— STATED TASK —
Your task is to restate the data word for word.

— INPUT —
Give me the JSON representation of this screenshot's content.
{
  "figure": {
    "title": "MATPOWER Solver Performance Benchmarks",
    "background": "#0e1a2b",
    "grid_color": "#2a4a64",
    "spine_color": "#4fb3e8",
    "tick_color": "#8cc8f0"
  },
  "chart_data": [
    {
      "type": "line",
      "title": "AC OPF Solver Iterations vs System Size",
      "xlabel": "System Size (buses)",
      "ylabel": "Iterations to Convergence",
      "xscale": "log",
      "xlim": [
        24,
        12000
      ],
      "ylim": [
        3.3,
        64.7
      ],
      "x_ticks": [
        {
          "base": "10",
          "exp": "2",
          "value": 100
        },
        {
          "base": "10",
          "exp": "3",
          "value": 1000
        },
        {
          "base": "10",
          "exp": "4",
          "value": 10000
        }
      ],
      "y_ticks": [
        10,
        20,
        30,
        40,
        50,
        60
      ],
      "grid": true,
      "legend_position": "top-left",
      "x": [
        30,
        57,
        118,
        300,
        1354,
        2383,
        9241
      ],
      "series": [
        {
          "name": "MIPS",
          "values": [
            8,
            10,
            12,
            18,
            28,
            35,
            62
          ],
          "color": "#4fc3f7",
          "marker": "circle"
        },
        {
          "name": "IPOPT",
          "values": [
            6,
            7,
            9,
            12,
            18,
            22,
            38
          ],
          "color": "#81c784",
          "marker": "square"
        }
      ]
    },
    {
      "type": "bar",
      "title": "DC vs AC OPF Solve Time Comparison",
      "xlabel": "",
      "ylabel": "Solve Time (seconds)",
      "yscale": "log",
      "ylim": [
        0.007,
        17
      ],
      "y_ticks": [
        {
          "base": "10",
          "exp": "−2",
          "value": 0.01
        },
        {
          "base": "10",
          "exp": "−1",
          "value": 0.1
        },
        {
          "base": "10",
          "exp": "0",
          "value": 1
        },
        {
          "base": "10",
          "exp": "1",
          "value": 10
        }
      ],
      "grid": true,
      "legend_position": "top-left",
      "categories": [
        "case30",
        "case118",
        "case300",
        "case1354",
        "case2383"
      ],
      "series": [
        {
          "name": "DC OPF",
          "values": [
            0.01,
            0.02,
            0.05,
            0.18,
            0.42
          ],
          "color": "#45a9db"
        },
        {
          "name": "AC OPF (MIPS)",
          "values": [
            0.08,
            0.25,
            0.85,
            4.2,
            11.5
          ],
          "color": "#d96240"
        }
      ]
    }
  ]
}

— ANSWER FOR THE TASK —
Give me the JSON representation of this screenshot's content.
{
  "figure": {
    "title": "MATPOWER Solver Performance Benchmarks",
    "background": "#0e1a2b",
    "grid_color": "#2a4a64",
    "spine_color": "#4fb3e8",
    "tick_color": "#8cc8f0"
  },
  "chart_data": [
    {
      "type": "line",
      "title": "AC OPF Solver Iterations vs System Size",
      "xlabel": "System Size (buses)",
      "ylabel": "Iterations to Convergence",
      "xscale": "log",
      "xlim": [
        24,
        12000
      ],
      "ylim": [
        3.3,
        64.7
      ],
      "x_ticks": [
        {
          "base": "10",
          "exp": "2",
          "value": 100
        },
        {
          "base": "10",
          "exp": "3",
          "value": 1000
        },
        {
          "base": "10",
          "exp": "4",
          "value": 10000
        }
      ],
      "y_ticks": [
        10,
        20,
        30,
        40,
        50,
        60
      ],
      "grid": true,
      "legend_position": "top-left",
      "x": [
        30,
        57,
        118,
        300,
        1354,
        2383,
        9241
      ],
      "series": [
        {
          "name": "MIPS",
          "values": [
            8,
            10,
            12,
            18,
            28,
            35,
            62
          ],
          "color": "#4fc3f7",
          "marker": "circle"
        },
        {
          "name": "IPOPT",
          "values": [
            6,
            7,
            9,
            12,
            18,
            22,
            38
          ],
          "color": "#81c784",
          "marker": "square"
        }
      ]
    },
    {
      "type": "bar",
      "title": "DC vs AC OPF Solve Time Comparison",
      "xlabel": "",
      "ylabel": "Solve Time (seconds)",
      "yscale": "log",
      "ylim": [
        0.007,
        17
      ],
      "y_ticks": [
        {
          "base": "10",
          "exp": "−2",
          "value": 0.01
        },
        {
          "base": "10",
          "exp": "−1",
          "value": 0.1
        },
        {
          "base": "10",
          "exp": "0",
          "value": 1
        },
        {
          "base": "10",
          "exp": "1",
          "value": 10
        }
      ],
      "grid": true,
      "legend_position": "top-left",
      "categories": [
        "case30",
        "case118",
        "case300",
        "case1354",
        "case2383"
      ],
      "series": [
        {
          "name": "DC OPF",
          "values": [
            0.01,
            0.02,
            0.05,
            0.18,
            0.42
          ],
          "color": "#45a9db"
        },
        {
          "name": "AC OPF (MIPS)",
          "values": [
            0.08,
            0.25,
            0.85,
            4.2,
            11.5
          ],
          "color": "#d96240"
        }
      ]
    }
  ]
}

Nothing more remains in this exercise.